▶ Written exercise
Search the listing for "reserved" and copy every line where it appears.
Begin Records for this task
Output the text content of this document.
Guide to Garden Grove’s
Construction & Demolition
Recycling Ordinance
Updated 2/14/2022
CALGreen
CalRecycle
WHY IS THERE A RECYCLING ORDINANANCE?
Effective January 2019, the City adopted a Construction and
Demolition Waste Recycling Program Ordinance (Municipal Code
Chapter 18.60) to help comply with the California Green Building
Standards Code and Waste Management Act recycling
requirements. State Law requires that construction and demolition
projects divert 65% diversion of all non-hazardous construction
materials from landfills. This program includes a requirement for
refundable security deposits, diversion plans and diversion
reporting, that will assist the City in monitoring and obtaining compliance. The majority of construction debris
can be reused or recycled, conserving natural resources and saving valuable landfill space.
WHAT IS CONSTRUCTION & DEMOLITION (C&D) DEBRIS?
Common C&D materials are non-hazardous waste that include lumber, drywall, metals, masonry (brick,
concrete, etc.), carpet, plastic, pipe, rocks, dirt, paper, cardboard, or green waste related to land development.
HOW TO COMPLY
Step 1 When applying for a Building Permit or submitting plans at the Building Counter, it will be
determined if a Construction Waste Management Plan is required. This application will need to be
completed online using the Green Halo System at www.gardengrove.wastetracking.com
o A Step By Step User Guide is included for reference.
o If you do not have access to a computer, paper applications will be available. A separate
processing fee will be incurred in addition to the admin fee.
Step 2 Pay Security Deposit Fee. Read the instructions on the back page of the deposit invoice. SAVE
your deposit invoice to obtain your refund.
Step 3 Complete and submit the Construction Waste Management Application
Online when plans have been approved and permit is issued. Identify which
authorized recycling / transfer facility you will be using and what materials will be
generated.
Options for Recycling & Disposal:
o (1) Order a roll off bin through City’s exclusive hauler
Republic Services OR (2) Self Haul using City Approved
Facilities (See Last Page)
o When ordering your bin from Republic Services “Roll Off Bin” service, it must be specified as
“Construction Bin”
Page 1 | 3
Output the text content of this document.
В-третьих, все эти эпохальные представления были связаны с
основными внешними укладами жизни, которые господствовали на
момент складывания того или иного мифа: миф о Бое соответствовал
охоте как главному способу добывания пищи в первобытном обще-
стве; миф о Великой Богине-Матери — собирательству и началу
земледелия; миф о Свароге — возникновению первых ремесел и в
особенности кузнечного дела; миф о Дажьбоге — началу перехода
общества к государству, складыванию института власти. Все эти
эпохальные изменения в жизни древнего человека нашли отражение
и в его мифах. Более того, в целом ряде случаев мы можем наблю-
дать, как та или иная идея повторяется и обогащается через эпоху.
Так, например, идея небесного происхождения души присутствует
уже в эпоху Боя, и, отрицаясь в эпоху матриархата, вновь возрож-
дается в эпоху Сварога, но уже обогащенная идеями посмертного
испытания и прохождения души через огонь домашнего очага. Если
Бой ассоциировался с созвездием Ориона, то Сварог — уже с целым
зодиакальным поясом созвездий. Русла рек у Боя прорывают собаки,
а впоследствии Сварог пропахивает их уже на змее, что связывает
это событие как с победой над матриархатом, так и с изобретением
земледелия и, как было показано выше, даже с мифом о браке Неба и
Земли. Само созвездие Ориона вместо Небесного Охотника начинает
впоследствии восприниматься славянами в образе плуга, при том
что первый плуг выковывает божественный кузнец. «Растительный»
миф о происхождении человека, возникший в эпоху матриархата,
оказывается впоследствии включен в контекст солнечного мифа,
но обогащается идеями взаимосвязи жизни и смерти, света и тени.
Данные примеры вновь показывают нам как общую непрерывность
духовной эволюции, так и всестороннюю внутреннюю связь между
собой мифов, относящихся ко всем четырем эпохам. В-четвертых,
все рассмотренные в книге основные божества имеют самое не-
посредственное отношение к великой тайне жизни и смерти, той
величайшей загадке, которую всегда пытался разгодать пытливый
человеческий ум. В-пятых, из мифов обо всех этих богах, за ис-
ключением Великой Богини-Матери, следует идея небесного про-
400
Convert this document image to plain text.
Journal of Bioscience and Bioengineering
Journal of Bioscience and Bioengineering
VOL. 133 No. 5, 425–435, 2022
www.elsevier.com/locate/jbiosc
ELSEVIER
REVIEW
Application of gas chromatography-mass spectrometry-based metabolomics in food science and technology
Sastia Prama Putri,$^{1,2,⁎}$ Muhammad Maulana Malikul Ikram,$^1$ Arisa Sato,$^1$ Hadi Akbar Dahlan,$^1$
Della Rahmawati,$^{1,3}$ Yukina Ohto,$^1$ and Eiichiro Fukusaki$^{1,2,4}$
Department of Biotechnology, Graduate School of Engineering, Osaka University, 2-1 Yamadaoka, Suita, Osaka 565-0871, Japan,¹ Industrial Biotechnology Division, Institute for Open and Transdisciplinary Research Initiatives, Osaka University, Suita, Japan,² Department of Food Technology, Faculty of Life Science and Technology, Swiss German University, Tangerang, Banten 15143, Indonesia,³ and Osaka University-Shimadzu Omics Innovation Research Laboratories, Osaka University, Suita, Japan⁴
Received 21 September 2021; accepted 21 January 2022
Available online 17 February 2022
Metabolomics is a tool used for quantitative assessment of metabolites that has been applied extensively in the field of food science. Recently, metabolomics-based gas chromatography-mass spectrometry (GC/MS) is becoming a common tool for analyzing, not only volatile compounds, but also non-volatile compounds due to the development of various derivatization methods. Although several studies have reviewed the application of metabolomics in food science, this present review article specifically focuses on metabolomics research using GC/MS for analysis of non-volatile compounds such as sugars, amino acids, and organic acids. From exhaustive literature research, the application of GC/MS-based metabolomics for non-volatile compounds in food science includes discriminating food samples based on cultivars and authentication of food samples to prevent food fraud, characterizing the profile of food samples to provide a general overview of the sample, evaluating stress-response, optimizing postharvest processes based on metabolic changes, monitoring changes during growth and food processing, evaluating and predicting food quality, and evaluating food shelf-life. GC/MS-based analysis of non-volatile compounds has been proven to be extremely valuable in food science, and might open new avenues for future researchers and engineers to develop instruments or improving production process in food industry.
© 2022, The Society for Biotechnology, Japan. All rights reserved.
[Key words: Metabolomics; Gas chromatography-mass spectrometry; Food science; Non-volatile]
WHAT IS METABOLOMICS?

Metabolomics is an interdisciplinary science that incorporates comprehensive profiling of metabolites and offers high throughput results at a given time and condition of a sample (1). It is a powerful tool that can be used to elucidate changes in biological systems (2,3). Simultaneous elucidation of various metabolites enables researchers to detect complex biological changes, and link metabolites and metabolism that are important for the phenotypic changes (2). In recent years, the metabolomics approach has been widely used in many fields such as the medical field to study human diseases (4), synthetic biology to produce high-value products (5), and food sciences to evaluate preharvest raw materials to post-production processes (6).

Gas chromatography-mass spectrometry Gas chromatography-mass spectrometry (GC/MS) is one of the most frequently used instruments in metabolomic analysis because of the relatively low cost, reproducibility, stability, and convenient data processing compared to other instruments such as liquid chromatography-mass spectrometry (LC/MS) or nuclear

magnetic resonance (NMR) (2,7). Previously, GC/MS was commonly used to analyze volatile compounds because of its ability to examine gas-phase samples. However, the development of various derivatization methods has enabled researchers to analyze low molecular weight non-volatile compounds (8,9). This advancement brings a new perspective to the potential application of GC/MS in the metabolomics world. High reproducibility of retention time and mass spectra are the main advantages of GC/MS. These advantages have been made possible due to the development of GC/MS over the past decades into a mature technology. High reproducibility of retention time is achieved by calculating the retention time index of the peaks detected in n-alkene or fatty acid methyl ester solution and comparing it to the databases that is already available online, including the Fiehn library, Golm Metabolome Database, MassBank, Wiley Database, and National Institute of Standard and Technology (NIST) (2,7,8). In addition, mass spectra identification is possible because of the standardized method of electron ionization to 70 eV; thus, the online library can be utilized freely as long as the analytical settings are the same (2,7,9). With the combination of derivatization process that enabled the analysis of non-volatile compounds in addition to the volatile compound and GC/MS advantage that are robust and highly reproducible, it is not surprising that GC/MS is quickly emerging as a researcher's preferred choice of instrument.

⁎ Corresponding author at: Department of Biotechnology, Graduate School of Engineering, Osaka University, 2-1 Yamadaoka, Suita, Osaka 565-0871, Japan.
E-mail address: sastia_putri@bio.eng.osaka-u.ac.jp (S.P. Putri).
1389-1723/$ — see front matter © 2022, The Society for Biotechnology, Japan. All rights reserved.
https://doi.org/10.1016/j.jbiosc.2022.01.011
End Records for this task
▶ Answer below
© 2022, The Society for Biotechnology, Japan. All rights reserved.
1389-1723/$ — see front matter © 2022, The Society for Biotechnology, Japan. All rights reserved.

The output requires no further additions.